#### Work to do:
Select the lines of the records containing the word "kliinistä" and list them.

#### Record extracts:

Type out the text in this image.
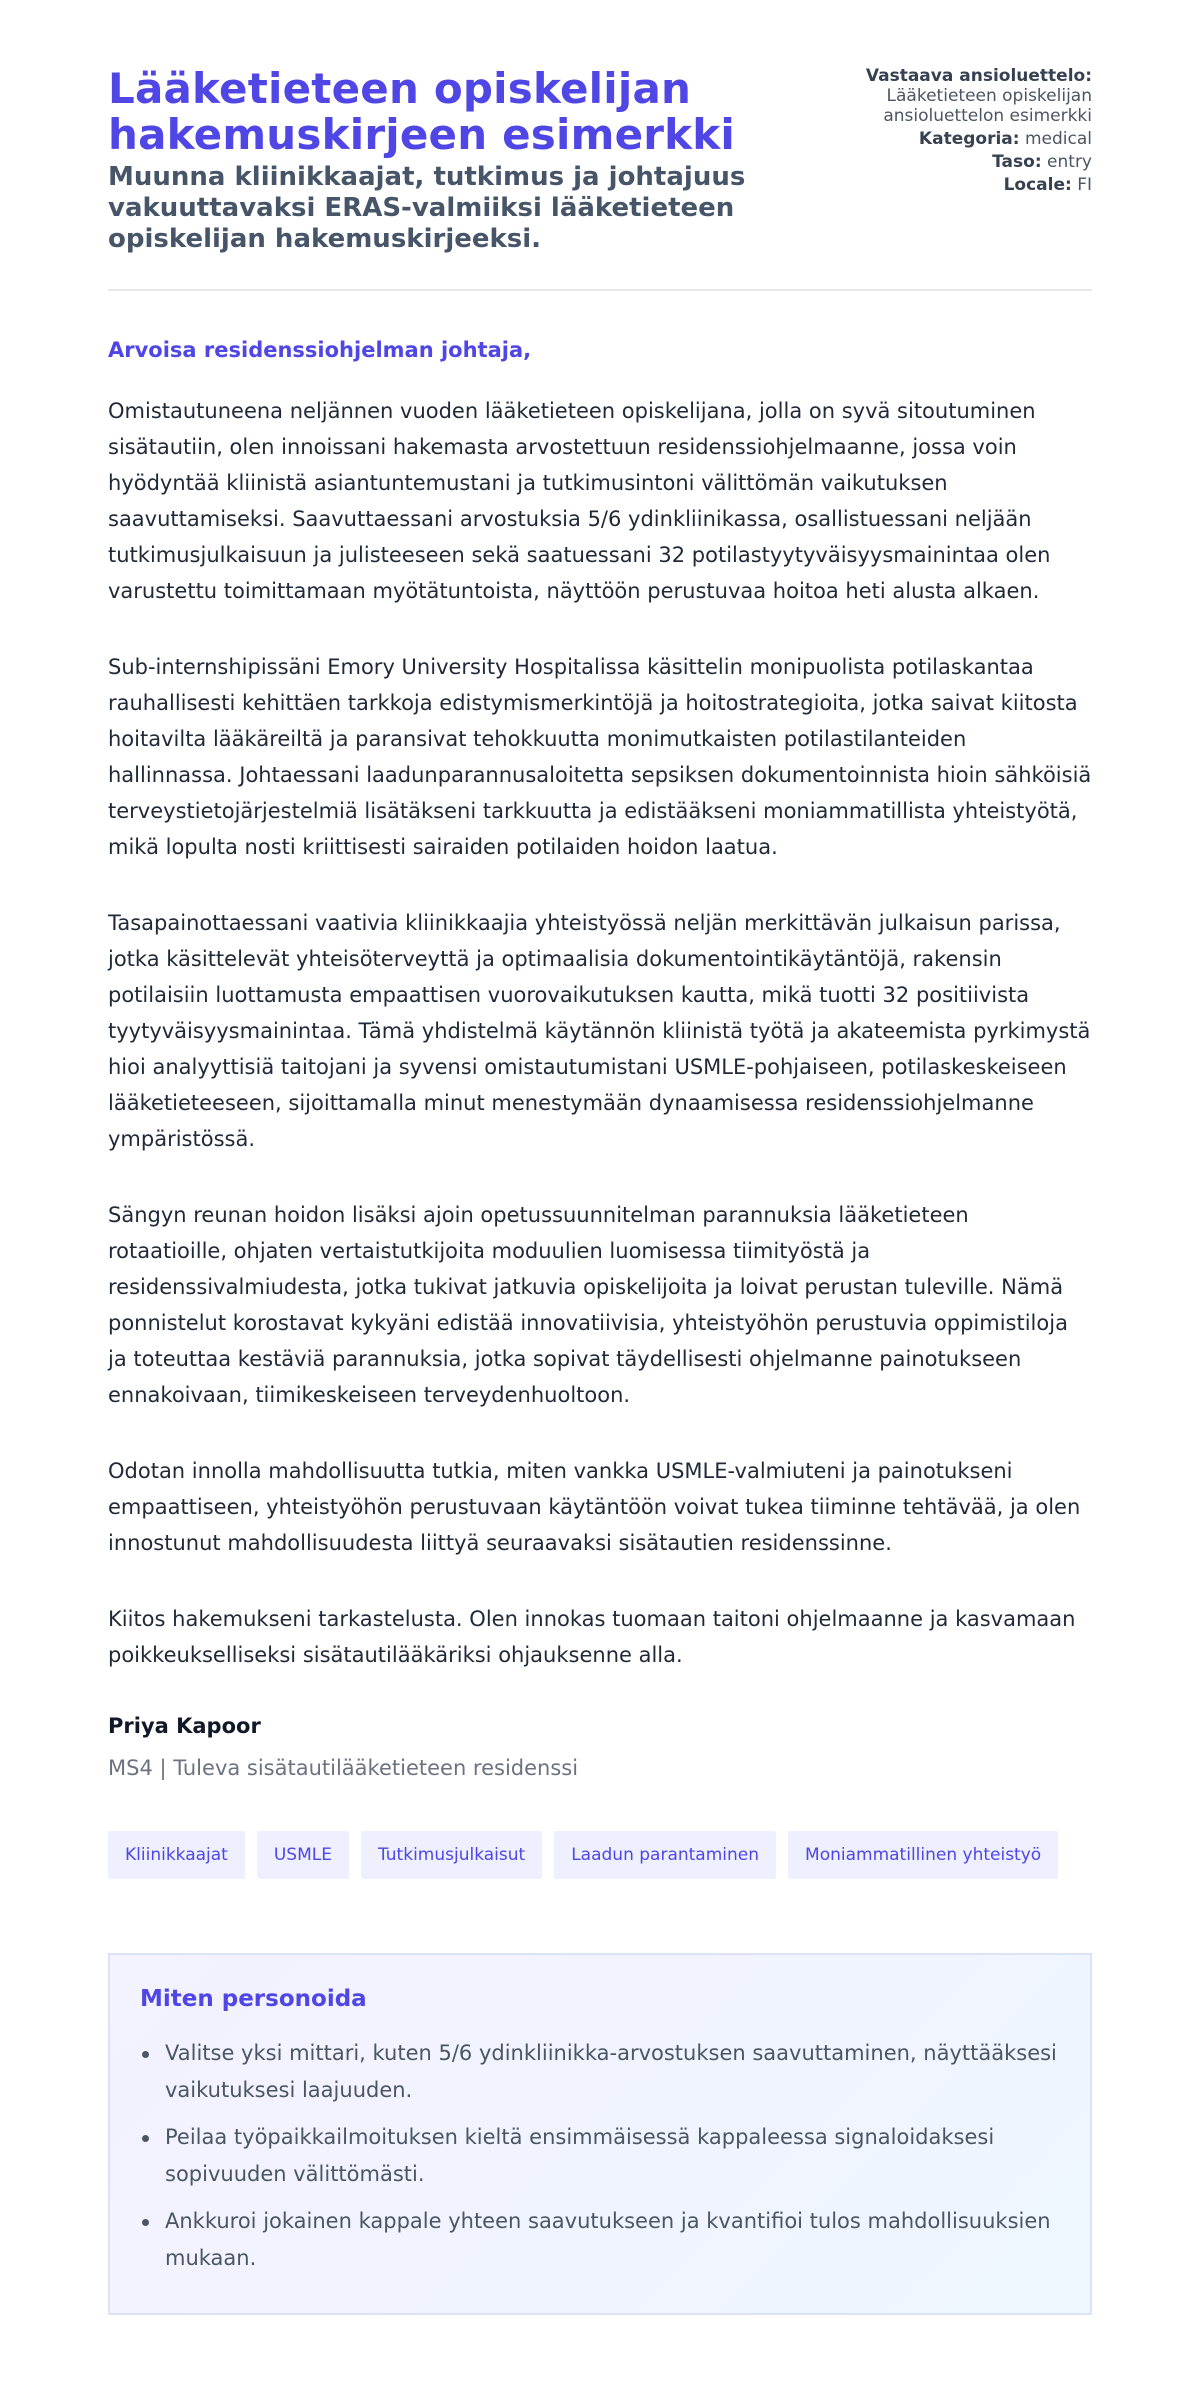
Lääketieteen opiskelijan hakemuskirjeen esimerkki
Muunna kliinikkaajat, tutkimus ja johtajuus vakuuttavaksi ERAS-valmiiksi lääketieteen opiskelijan hakemuskirjeeksi.
Vastaava ansioluettelo:
Lääketieteen opiskelijan ansioluettelon esimerkki
Kategoria: medical
Taso: entry
Locale: FI
Arvoisa residenssiohjelman johtaja,

Omistautuneena neljännen vuoden lääketieteen opiskelijana, jolla on syvä sitoutuminen sisätautiin, olen innoissani hakemasta arvostettuun residenssiohjelmaanne, jossa voin hyödyntää kliinistä asiantuntemustani ja tutkimusintoni välittömän vaikutuksen saavuttamiseksi. Saavuttaessani arvostuksia 5/6 ydinkliinikassa, osallistuessani neljään tutkimusjulkaisuun ja julisteeseen sekä saatuessani 32 potilastyytyväisyysmainintaa olen varustettu toimittamaan myötätuntoista, näyttöön perustuvaa hoitoa heti alusta alkaen.

Sub-internshipissäni Emory University Hospitalissa käsittelin monipuolista potilaskantaa rauhallisesti kehittäen tarkkoja edistymismerkintöjä ja hoitostrategioita, jotka saivat kiitosta hoitavilta lääkäreiltä ja paransivat tehokkuutta monimutkaisten potilastilanteiden hallinnassa. Johtaessani laadunparannusaloitetta sepsiksen dokumentoinnista hioin sähköisiä terveystietojärjestelmiä lisätäkseni tarkkuutta ja edistääkseni moniammatillista yhteistyötä, mikä lopulta nosti kriittisesti sairaiden potilaiden hoidon laatua.

Tasapainottaessani vaativia kliinikkaajia yhteistyössä neljän merkittävän julkaisun parissa, jotka käsittelevät yhteisöterveyttä ja optimaalisia dokumentointikäytäntöjä, rakensin potilaisiin luottamusta empaattisen vuorovaikutuksen kautta, mikä tuotti 32 positiivista tyytyväisyysmainintaa. Tämä yhdistelmä käytännön kliinistä työtä ja akateemista pyrkimystä hioi analyyttisiä taitojani ja syvensi omistautumistani USMLE-pohjaiseen, potilaskeskeiseen lääketieteeseen, sijoittamalla minut menestymään dynaamisessa residenssiohjelmanne ympäristössä.

Sängyn reunan hoidon lisäksi ajoin opetussuunnitelman parannuksia lääketieteen rotaatioille, ohjaten vertaistutkijoita moduulien luomisessa tiimityöstä ja residenssivalmiudesta, jotka tukivat jatkuvia opiskelijoita ja loivat perustan tuleville. Nämä ponnistelut korostavat kykyäni edistää innovatiivisia, yhteistyöhön perustuvia oppimistiloja ja toteuttaa kestäviä parannuksia, jotka sopivat täydellisesti ohjelmanne painotukseen ennakoivaan, tiimikeskeiseen terveydenhuoltoon.

Odotan innolla mahdollisuutta tutkia, miten vankka USMLE-valmiuteni ja painotukseni empaattiseen, yhteistyöhön perustuvaan käytäntöön voivat tukea tiiminne tehtävää, ja olen innostunut mahdollisuudesta liittyä seuraavaksi sisätautien residenssinne.

Kiitos hakemukseni tarkastelusta. Olen innokas tuomaan taitoni ohjelmaanne ja kasvamaan poikkeukselliseksi sisätautilääkäriksi ohjauksenne alla.

Priya Kapoor
MS4 | Tuleva sisätautilääketieteen residenssi
Kliinikkaajat	USMLE	Tutkimusjulkaisut	Laadun parantaminen	Moniammatillinen yhteistyö
Miten personoida
Valitse yksi mittari, kuten 5/6 ydinkliinikka-arvostuksen saavuttaminen, näyttääksesi vaikutuksesi laajuuden.
Peilaa työpaikkailmoituksen kieltä ensimmäisessä kappaleessa signaloidaksesi sopivuuden välittömästi.
Ankkuroi jokainen kappale yhteen saavutukseen ja kvantifioi tulos mahdollisuuksien mukaan.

#### Finished answer:
Omistautuneena neljännen vuoden lääketieteen opiskelijana, jolla on syvä sitoutuminen sisätautiin, olen innoissani hakemasta arvostettuun residenssiohjelmaanne, jossa voin hyödyntää kliinistä asiantuntemustani ja tutkimusintoni välittömän vaikutuksen saavuttamiseksi. Saavuttaessani arvostuksia 5/6 ydinkliinikassa, osallistuessani neljään tutkimusjulkaisuun ja julisteeseen sekä saatuessani 32 potilastyytyväisyysmainintaa olen varustettu toimittamaan myötätuntoista, näyttöön perustuvaa hoitoa heti alusta alkaen.
Tasapainottaessani vaativia kliinikkaajia yhteistyössä neljän merkittävän julkaisun parissa, jotka käsittelevät yhteisöterveyttä ja optimaalisia dokumentointikäytäntöjä, rakensin potilaisiin luottamusta empaattisen vuorovaikutuksen kautta, mikä tuotti 32 positiivista tyytyväisyysmainintaa. Tämä yhdistelmä käytännön kliinistä työtä ja akateemista pyrkimystä hioi analyyttisiä taitojani ja syvensi omistautumistani USMLE-pohjaiseen, potilaskeskeiseen lääketieteeseen, sijoittamalla minut menestymään dynaamisessa residenssiohjelmanne ympäristössä.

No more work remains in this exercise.